Retype nothing but the lines running from the line that contains "Type out the text in this image." to the last line, both ends included, and skip every image.

-- start Listing --

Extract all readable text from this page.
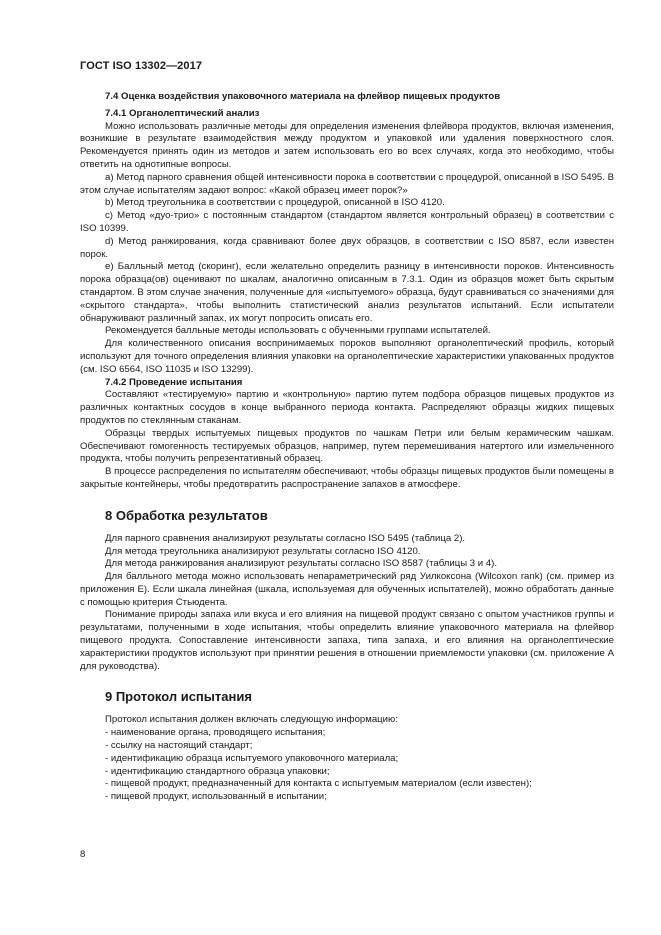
ГОСТ ISO 13302—2017

7.4 Оценка воздействия упаковочного материала на флейвор пищевых продуктов

7.4.1 Органолептический анализ

Можно использовать различные методы для определения изменения флейвора продуктов, включая изменения, возникшие в результате взаимодействия между продуктом и упаковкой или удаления поверхностного слоя. Рекомендуется принять один из методов и затем использовать его во всех случаях, когда это необходимо, чтобы ответить на однотипные вопросы.

а) Метод парного сравнения общей интенсивности порока в соответствии с процедурой, описанной в ISO 5495. В этом случае испытателям задают вопрос: «Какой образец имеет порок?»

b) Метод треугольника в соответствии с процедурой, описанной в ISO 4120.

с) Метод «дуо-трио» с постоянным стандартом (стандартом является контрольный образец) в соответствии с ISO 10399.

d) Метод ранжирования, когда сравнивают более двух образцов, в соответствии с ISO 8587, если известен порок.

е) Балльный метод (скоринг), если желательно определить разницу в интенсивности пороков. Интенсивность порока образца(ов) оценивают по шкалам, аналогично описанным в 7.3.1. Один из образцов может быть скрытым стандартом. В этом случае значения, полученные для «испытуемого» образца, будут сравниваться со значениями для «скрытого стандарта», чтобы выполнить статистический анализ результатов испытаний. Если испытатели обнаруживают различный запах, их могут попросить описать его.

Рекомендуется балльные методы использовать с обученными группами испытателей.

Для количественного описания воспринимаемых пороков выполняют органолептический профиль, который используют для точного определения влияния упаковки на органолептические характеристики упакованных продуктов (см. ISO 6564, ISO 11035 и ISO 13299).

7.4.2 Проведение испытания

Составляют «тестируемую» партию и «контрольную» партию путем подбора образцов пищевых продуктов из различных контактных сосудов в конце выбранного периода контакта. Распределяют образцы жидких пищевых продуктов по стеклянным стаканам.

Образцы твердых испытуемых пищевых продуктов по чашкам Петри или белым керамическим чашкам. Обеспечивают гомогенность тестируемых образцов, например, путем перемешивания натертого или измельченного продукта, чтобы получить репрезентативный образец.

В процессе распределения по испытателям обеспечивают, чтобы образцы пищевых продуктов были помещены в закрытые контейнеры, чтобы предотвратить распространение запахов в атмосфере.

8 Обработка результатов

Для парного сравнения анализируют результаты согласно ISO 5495 (таблица 2).

Для метода треугольника анализируют результаты согласно ISO 4120.

Для метода ранжирования анализируют результаты согласно ISO 8587 (таблицы 3 и 4).

Для балльного метода можно использовать непараметрический ряд Уилкоксона (Wilcoxon rank) (см. пример из приложения Е). Если шкала линейная (шкала, используемая для обученных испытателей), можно обработать данные с помощью критерия Стьюдента.

Понимание природы запаха или вкуса и его влияния на пищевой продукт связано с опытом участников группы и результатами, полученными в ходе испытания, чтобы определить влияние упаковочного материала на флейвор пищевого продукта. Сопоставление интенсивности запаха, типа запаха, и его влияния на органолептические характеристики продуктов используют при принятии решения в отношении приемлемости упаковки (см. приложение А для руководства).

9 Протокол испытания

Протокол испытания должен включать следующую информацию:

- наименование органа, проводящего испытания;

- ссылку на настоящий стандарт;

- идентификацию образца испытуемого упаковочного материала;

- идентификацию стандартного образца упаковки;

- пищевой продукт, предназначенный для контакта с испытуемым материалом (если известен);

- пищевой продукт, использованный в испытании;

8
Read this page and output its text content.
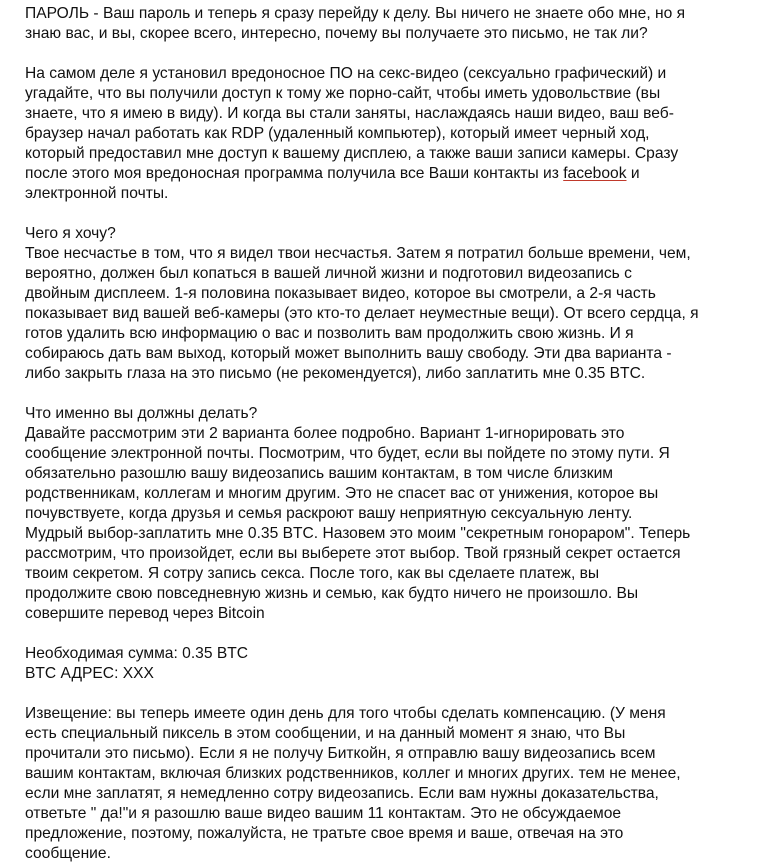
ПАРОЛЬ - Ваш пароль и теперь я сразу перейду к делу. Вы ничего не знаете обо мне, но я
знаю вас, и вы, скорее всего, интересно, почему вы получаете это письмо, не так ли?
На самом деле я установил вредоносное ПО на секс-видео (сексуально графический) и
угадайте, что вы получили доступ к тому же порно-сайт, чтобы иметь удовольствие (вы
знаете, что я имею в виду). И когда вы стали заняты, наслаждаясь наши видео, ваш веб-
браузер начал работать как RDP (удаленный компьютер), который имеет черный ход,
который предоставил мне доступ к вашему дисплею, а также ваши записи камеры. Сразу
после этого моя вредоносная программа получила все Ваши контакты из facebook и
электронной почты.
Чего я хочу?
Твое несчастье в том, что я видел твои несчастья. Затем я потратил больше времени, чем,
вероятно, должен был копаться в вашей личной жизни и подготовил видеозапись с
двойным дисплеем. 1-я половина показывает видео, которое вы смотрели, а 2-я часть
показывает вид вашей веб-камеры (это кто-то делает неуместные вещи). От всего сердца, я
готов удалить всю информацию о вас и позволить вам продолжить свою жизнь. И я
собираюсь дать вам выход, который может выполнить вашу свободу. Эти два варианта -
либо закрыть глаза на это письмо (не рекомендуется), либо заплатить мне 0.35 BTC.
Что именно вы должны делать?
Давайте рассмотрим эти 2 варианта более подробно. Вариант 1-игнорировать это
сообщение электронной почты. Посмотрим, что будет, если вы пойдете по этому пути. Я
обязательно разошлю вашу видеозапись вашим контактам, в том числе близким
родственникам, коллегам и многим другим. Это не спасет вас от унижения, которое вы
почувствуете, когда друзья и семья раскроют вашу неприятную сексуальную ленту.
Мудрый выбор-заплатить мне 0.35 BTC. Назовем это моим "секретным гонораром". Теперь
рассмотрим, что произойдет, если вы выберете этот выбор. Твой грязный секрет остается
твоим секретом. Я сотру запись секса. После того, как вы сделаете платеж, вы
продолжите свою повседневную жизнь и семью, как будто ничего не произошло. Вы
совершите перевод через Bitcoin
Необходимая сумма: 0.35 BTC
BTC АДРЕС: XXX
Извещение: вы теперь имеете один день для того чтобы сделать компенсацию. (У меня
есть специальный пиксель в этом сообщении, и на данный момент я знаю, что Вы
прочитали это письмо). Если я не получу Биткойн, я отправлю вашу видеозапись всем
вашим контактам, включая близких родственников, коллег и многих других. тем не менее,
если мне заплатят, я немедленно сотру видеозапись. Если вам нужны доказательства,
ответьте " да!"и я разошлю ваше видео вашим 11 контактам. Это не обсуждаемое
предложение, поэтому, пожалуйста, не тратьте свое время и ваше, отвечая на это
сообщение.
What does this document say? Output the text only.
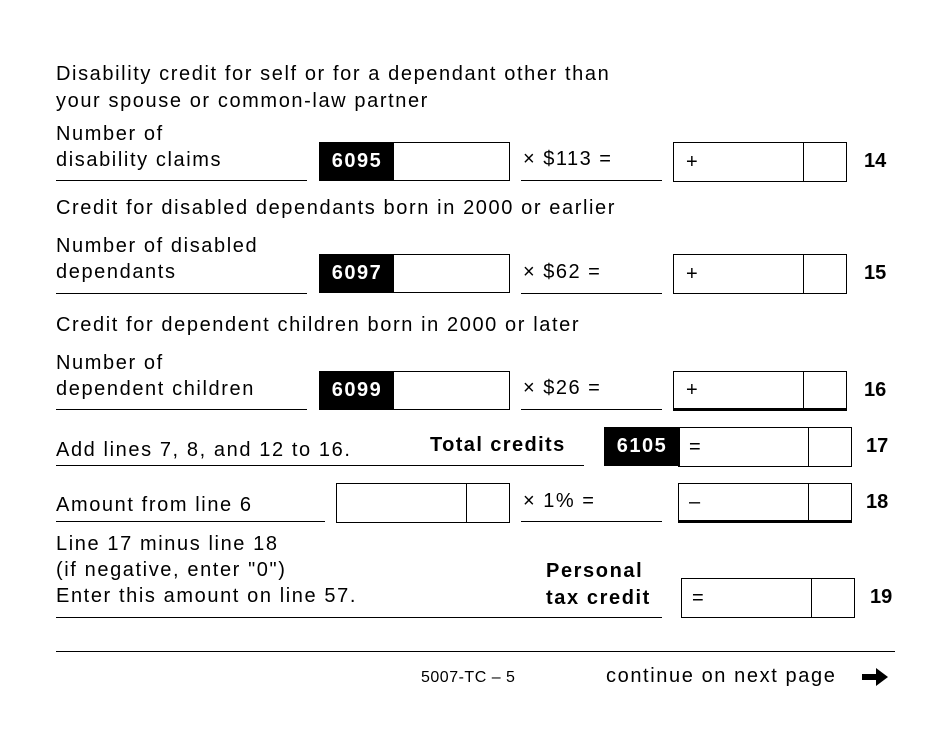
Disability credit for self or for a dependant other than
your spouse or common-law partner
Number of
disability claims	6095	× $113 =	+	14
Credit for disabled dependants born in 2000 or earlier
Number of disabled
dependants	6097	× $62 =	+	15
Credit for dependent children born in 2000 or later
Number of
dependent children	6099	× $26 =	+	16
Add lines 7, 8, and 12 to 16.	Total credits	6105	=	17
Amount from line 6	× 1% =	–	18
Line 17 minus line 18
(if negative, enter "0")
Enter this amount on line 57.
Personal
tax credit =	19
5007-TC – 5	continue on next page
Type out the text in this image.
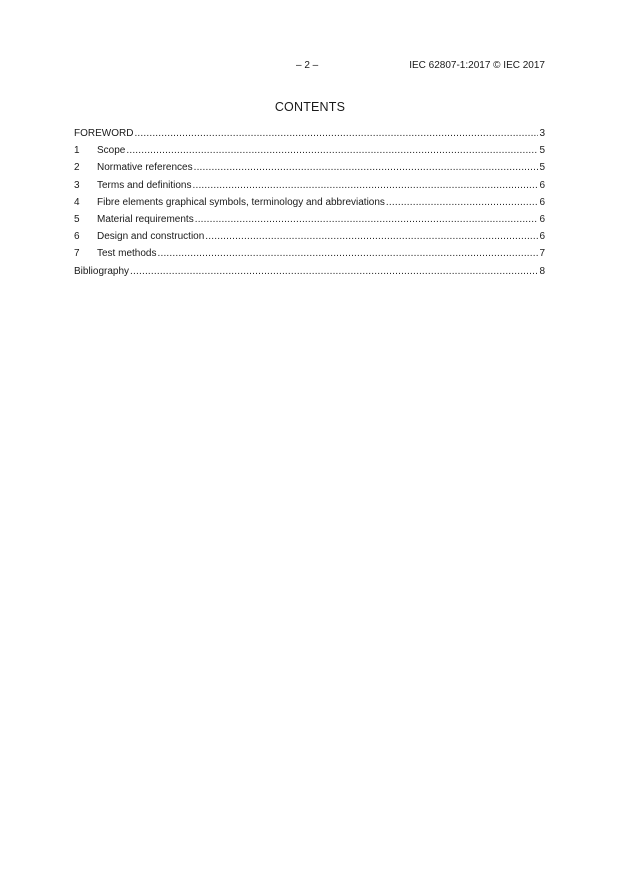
– 2 –	IEC 62807-1:2017 © IEC 2017
CONTENTS
FOREWORD .....	3
1	Scope .....	5
2	Normative references .....	5
3	Terms and definitions .....	6
4	Fibre elements graphical symbols, terminology and abbreviations .....	6
5	Material requirements .....	6
6	Design and construction .....	6
7	Test methods .....	7
Bibliography .....	8
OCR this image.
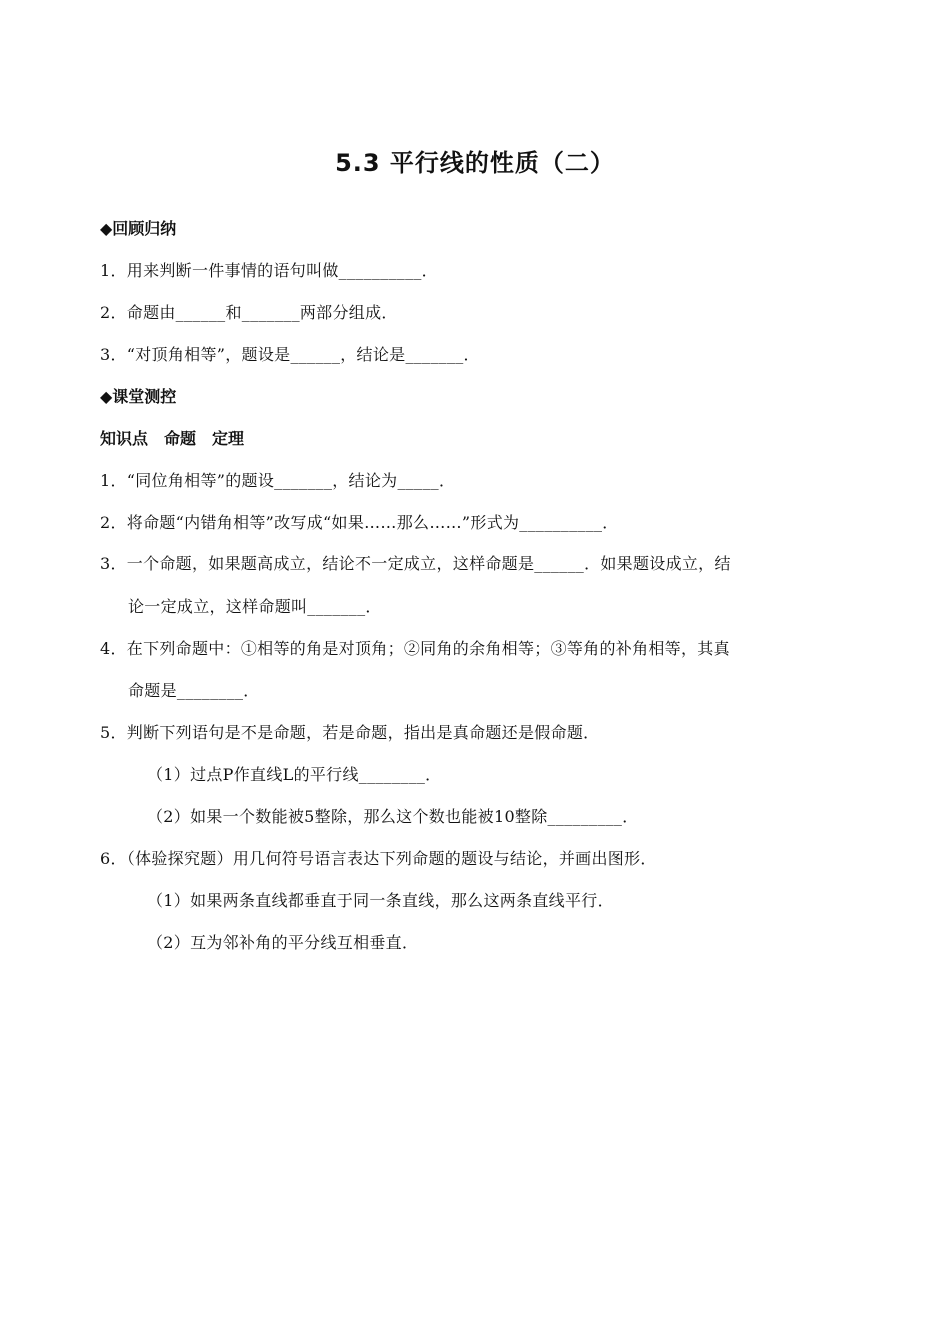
5.3 平行线的性质（二）
◆回顾归纳
1．用来判断一件事情的语句叫做__________．
2．命题由______和_______两部分组成．
3．“对顶角相等”，题设是______，结论是_______．
◆课堂测控
知识点　命题　定理
1．“同位角相等”的题设_______，结论为_____．
2．将命题“内错角相等”改写成“如果……那么……”形式为__________．
3．一个命题，如果题高成立，结论不一定成立，这样命题是______．如果题设成立，结
论一定成立，这样命题叫_______．
4．在下列命题中：①相等的角是对顶角；②同角的余角相等；③等角的补角相等，其真
命题是________．
5．判断下列语句是不是命题，若是命题，指出是真命题还是假命题．
（1）过点P作直线L的平行线________．
（2）如果一个数能被5整除，那么这个数也能被10整除_________．
6．（体验探究题）用几何符号语言表达下列命题的题设与结论，并画出图形．
（1）如果两条直线都垂直于同一条直线，那么这两条直线平行．
（2）互为邻补角的平分线互相垂直．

-- end Listing --

_Exercise output_
Type out the text in this image.
– 2 –	IEC 62807-1:2017 © IEC 2017
CONTENTS
FOREWORD .....	3
1	Scope .....	5
2	Normative references .....	5
3	Terms and definitions .....	6
4	Fibre elements graphical symbols, terminology and abbreviations .....	6
5	Material requirements .....	6
6	Design and construction .....	6
7	Test methods .....	7
Bibliography .....	8
OCR this image.
5.3 平行线的性质（二）
◆回顾归纳
1．用来判断一件事情的语句叫做__________．
2．命题由______和_______两部分组成．
3．“对顶角相等”，题设是______，结论是_______．
◆课堂测控
知识点　命题　定理
1．“同位角相等”的题设_______，结论为_____．
2．将命题“内错角相等”改写成“如果……那么……”形式为__________．
3．一个命题，如果题高成立，结论不一定成立，这样命题是______．如果题设成立，结
论一定成立，这样命题叫_______．
4．在下列命题中：①相等的角是对顶角；②同角的余角相等；③等角的补角相等，其真
命题是________．
5．判断下列语句是不是命题，若是命题，指出是真命题还是假命题．
（1）过点P作直线L的平行线________．
（2）如果一个数能被5整除，那么这个数也能被10整除_________．
6．（体验探究题）用几何符号语言表达下列命题的题设与结论，并画出图形．
（1）如果两条直线都垂直于同一条直线，那么这两条直线平行．
（2）互为邻补角的平分线互相垂直．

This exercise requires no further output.